Repeat the material below exactly, with no pictures.
##### GIVEN RECORDS #####
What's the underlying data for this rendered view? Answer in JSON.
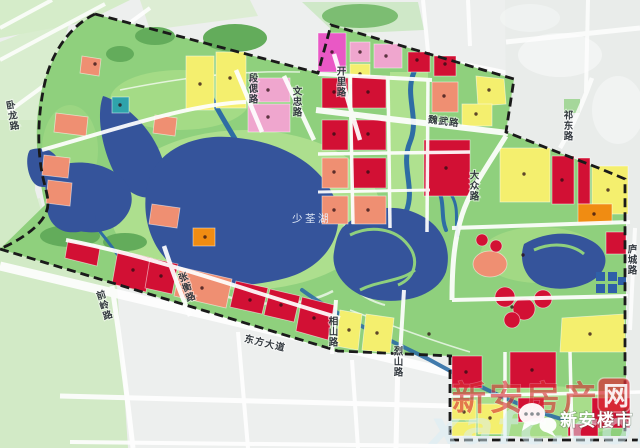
{
  "map": {
    "lake_label": "少荃湖",
    "road_labels": [
      {
        "id": "wolong",
        "text": "卧龙路"
      },
      {
        "id": "duansi",
        "text": "段偲路"
      },
      {
        "id": "wenzhong",
        "text": "文忠路"
      },
      {
        "id": "kaili",
        "text": "开里路"
      },
      {
        "id": "weiwu",
        "text": "魏武路"
      },
      {
        "id": "dazhong",
        "text": "大众路"
      },
      {
        "id": "qidong",
        "text": "祁东路"
      },
      {
        "id": "qianling",
        "text": "前岭路"
      },
      {
        "id": "zhangheng",
        "text": "张衡路"
      },
      {
        "id": "dongfang",
        "text": "东方大道"
      },
      {
        "id": "xiangshan",
        "text": "相山路"
      },
      {
        "id": "lieshan",
        "text": "烈山路"
      },
      {
        "id": "lucheng",
        "text": "庐城路"
      }
    ],
    "watermark": {
      "site_name_prefix": "新安房产",
      "site_name_suffix": "网",
      "brand_name": "新安楼市",
      "url_fragment": "xafc.com"
    },
    "colors": {
      "park_green": "#8fd07d",
      "water_blue": "#35549b",
      "stream_teal": "#2e6da4",
      "parcel_red": "#d21034",
      "parcel_salmon": "#ef8f72",
      "parcel_yellow": "#f4ef6e",
      "parcel_pink": "#efa6ce",
      "parcel_magenta": "#e958c5",
      "parcel_orange": "#f08c12",
      "parcel_teal": "#2fa3ab",
      "building_blue": "#2f5fa8",
      "boundary_black": "#1a1a1a",
      "road_white": "#ffffff",
      "watermark_red": "#d93036",
      "outside_gray": "#e9ecea",
      "field_green": "#d5ecc9"
    }
  }
}
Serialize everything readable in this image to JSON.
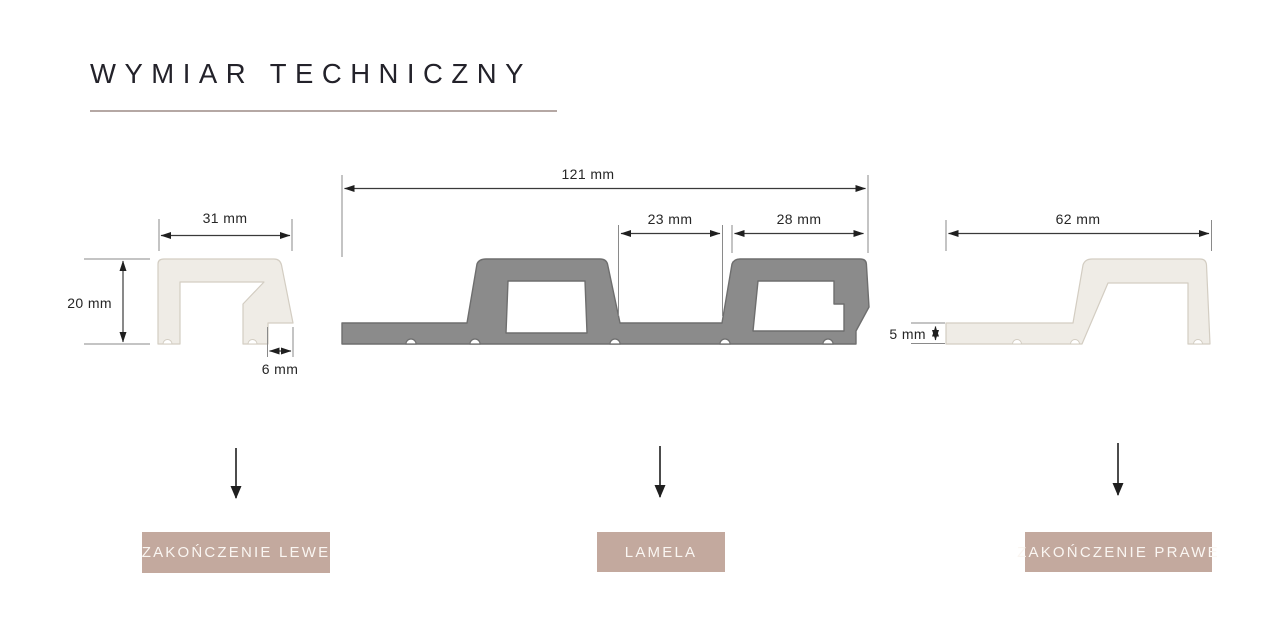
{
  "title": "WYMIAR TECHNICZNY",
  "colors": {
    "background": "#FFFFFF",
    "title_color": "#23222A",
    "underline": "#B5A8A4",
    "profile_light": "#EFECE6",
    "profile_light_stroke": "#D3CDC2",
    "profile_dark": "#8B8B8B",
    "profile_dark_stroke": "#6E6E6E",
    "accent_box": "#C3A99E",
    "box_text": "#FAF6F2",
    "dim_line": "#3A3A3A",
    "ext_line": "#8A8A8A",
    "arrow": "#1F1F1F"
  },
  "profiles": {
    "left": {
      "name": "ZAKOŃCZENIE LEWE",
      "dims": {
        "width": "31 mm",
        "height": "20 mm",
        "foot": "6 mm"
      }
    },
    "lamela": {
      "name": "LAMELA",
      "dims": {
        "width": "121 mm",
        "gap": "23 mm",
        "slat": "28 mm"
      }
    },
    "right": {
      "name": "ZAKOŃCZENIE PRAWE",
      "dims": {
        "width": "62 mm",
        "base": "5 mm"
      }
    }
  }
}
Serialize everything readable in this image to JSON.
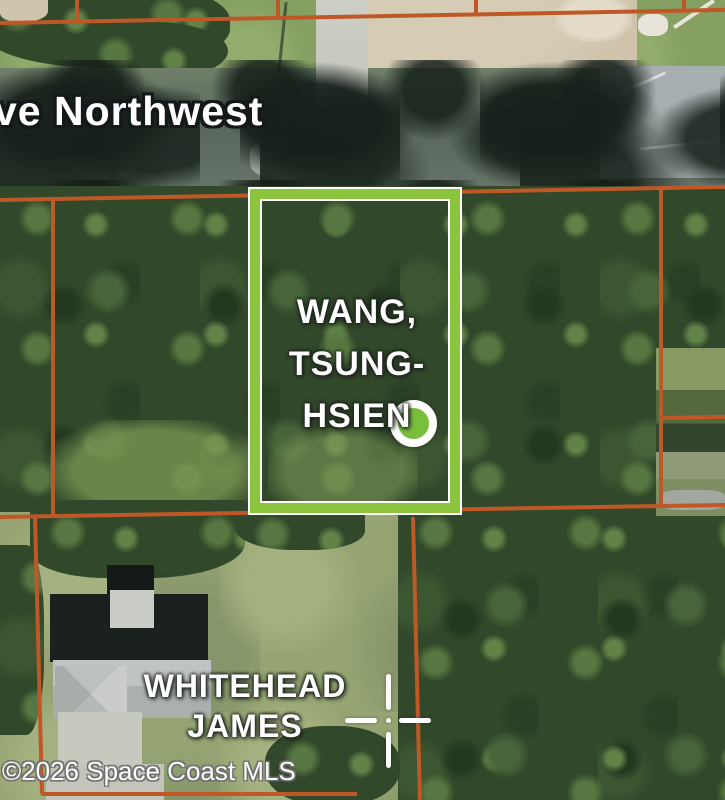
{
  "map": {
    "type": "aerial-parcel-map",
    "street_label": "ve Northwest",
    "copyright": "©2026 Space Coast MLS",
    "selected_parcel": {
      "owner": "WANG, TSUNG-HSIEN",
      "owner_lines": [
        "WANG,",
        "TSUNG-",
        "HSIEN"
      ],
      "outline_color": "#8cc63f",
      "marker": "green-dot"
    },
    "adjacent_parcel": {
      "owner": "WHITEHEAD JAMES",
      "owner_lines": [
        "WHITEHEAD",
        "JAMES"
      ],
      "marker": "survey-crosshair"
    },
    "overlay_colors": {
      "parcel_boundary": "#bf5827",
      "selected_outline_green": "#8cc63f",
      "selected_outline_trim": "#ffffff",
      "marker_fill": "#7cc140",
      "label_text": "#ffffff"
    }
  }
}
#####
• ANSWER IN FULL:
What's the underlying data for this rendered view? Answer in JSON.
{
  "map": {
    "lake_label": "少荃湖",
    "road_labels": [
      {
        "id": "wolong",
        "text": "卧龙路"
      },
      {
        "id": "duansi",
        "text": "段偲路"
      },
      {
        "id": "wenzhong",
        "text": "文忠路"
      },
      {
        "id": "kaili",
        "text": "开里路"
      },
      {
        "id": "weiwu",
        "text": "魏武路"
      },
      {
        "id": "dazhong",
        "text": "大众路"
      },
      {
        "id": "qidong",
        "text": "祁东路"
      },
      {
        "id": "qianling",
        "text": "前岭路"
      },
      {
        "id": "zhangheng",
        "text": "张衡路"
      },
      {
        "id": "dongfang",
        "text": "东方大道"
      },
      {
        "id": "xiangshan",
        "text": "相山路"
      },
      {
        "id": "lieshan",
        "text": "烈山路"
      },
      {
        "id": "lucheng",
        "text": "庐城路"
      }
    ],
    "watermark": {
      "site_name_prefix": "新安房产",
      "site_name_suffix": "网",
      "brand_name": "新安楼市",
      "url_fragment": "xafc.com"
    },
    "colors": {
      "park_green": "#8fd07d",
      "water_blue": "#35549b",
      "stream_teal": "#2e6da4",
      "parcel_red": "#d21034",
      "parcel_salmon": "#ef8f72",
      "parcel_yellow": "#f4ef6e",
      "parcel_pink": "#efa6ce",
      "parcel_magenta": "#e958c5",
      "parcel_orange": "#f08c12",
      "parcel_teal": "#2fa3ab",
      "building_blue": "#2f5fa8",
      "boundary_black": "#1a1a1a",
      "road_white": "#ffffff",
      "watermark_red": "#d93036",
      "outside_gray": "#e9ecea",
      "field_green": "#d5ecc9"
    }
  }
}
Serialize everything readable in this image to JSON.
{
  "title": "WYMIAR TECHNICZNY",
  "colors": {
    "background": "#FFFFFF",
    "title_color": "#23222A",
    "underline": "#B5A8A4",
    "profile_light": "#EFECE6",
    "profile_light_stroke": "#D3CDC2",
    "profile_dark": "#8B8B8B",
    "profile_dark_stroke": "#6E6E6E",
    "accent_box": "#C3A99E",
    "box_text": "#FAF6F2",
    "dim_line": "#3A3A3A",
    "ext_line": "#8A8A8A",
    "arrow": "#1F1F1F"
  },
  "profiles": {
    "left": {
      "name": "ZAKOŃCZENIE LEWE",
      "dims": {
        "width": "31 mm",
        "height": "20 mm",
        "foot": "6 mm"
      }
    },
    "lamela": {
      "name": "LAMELA",
      "dims": {
        "width": "121 mm",
        "gap": "23 mm",
        "slat": "28 mm"
      }
    },
    "right": {
      "name": "ZAKOŃCZENIE PRAWE",
      "dims": {
        "width": "62 mm",
        "base": "5 mm"
      }
    }
  }
}
Serialize everything readable in this image to JSON.
{
  "map": {
    "type": "aerial-parcel-map",
    "street_label": "ve Northwest",
    "copyright": "©2026 Space Coast MLS",
    "selected_parcel": {
      "owner": "WANG, TSUNG-HSIEN",
      "owner_lines": [
        "WANG,",
        "TSUNG-",
        "HSIEN"
      ],
      "outline_color": "#8cc63f",
      "marker": "green-dot"
    },
    "adjacent_parcel": {
      "owner": "WHITEHEAD JAMES",
      "owner_lines": [
        "WHITEHEAD",
        "JAMES"
      ],
      "marker": "survey-crosshair"
    },
    "overlay_colors": {
      "parcel_boundary": "#bf5827",
      "selected_outline_green": "#8cc63f",
      "selected_outline_trim": "#ffffff",
      "marker_fill": "#7cc140",
      "label_text": "#ffffff"
    }
  }
}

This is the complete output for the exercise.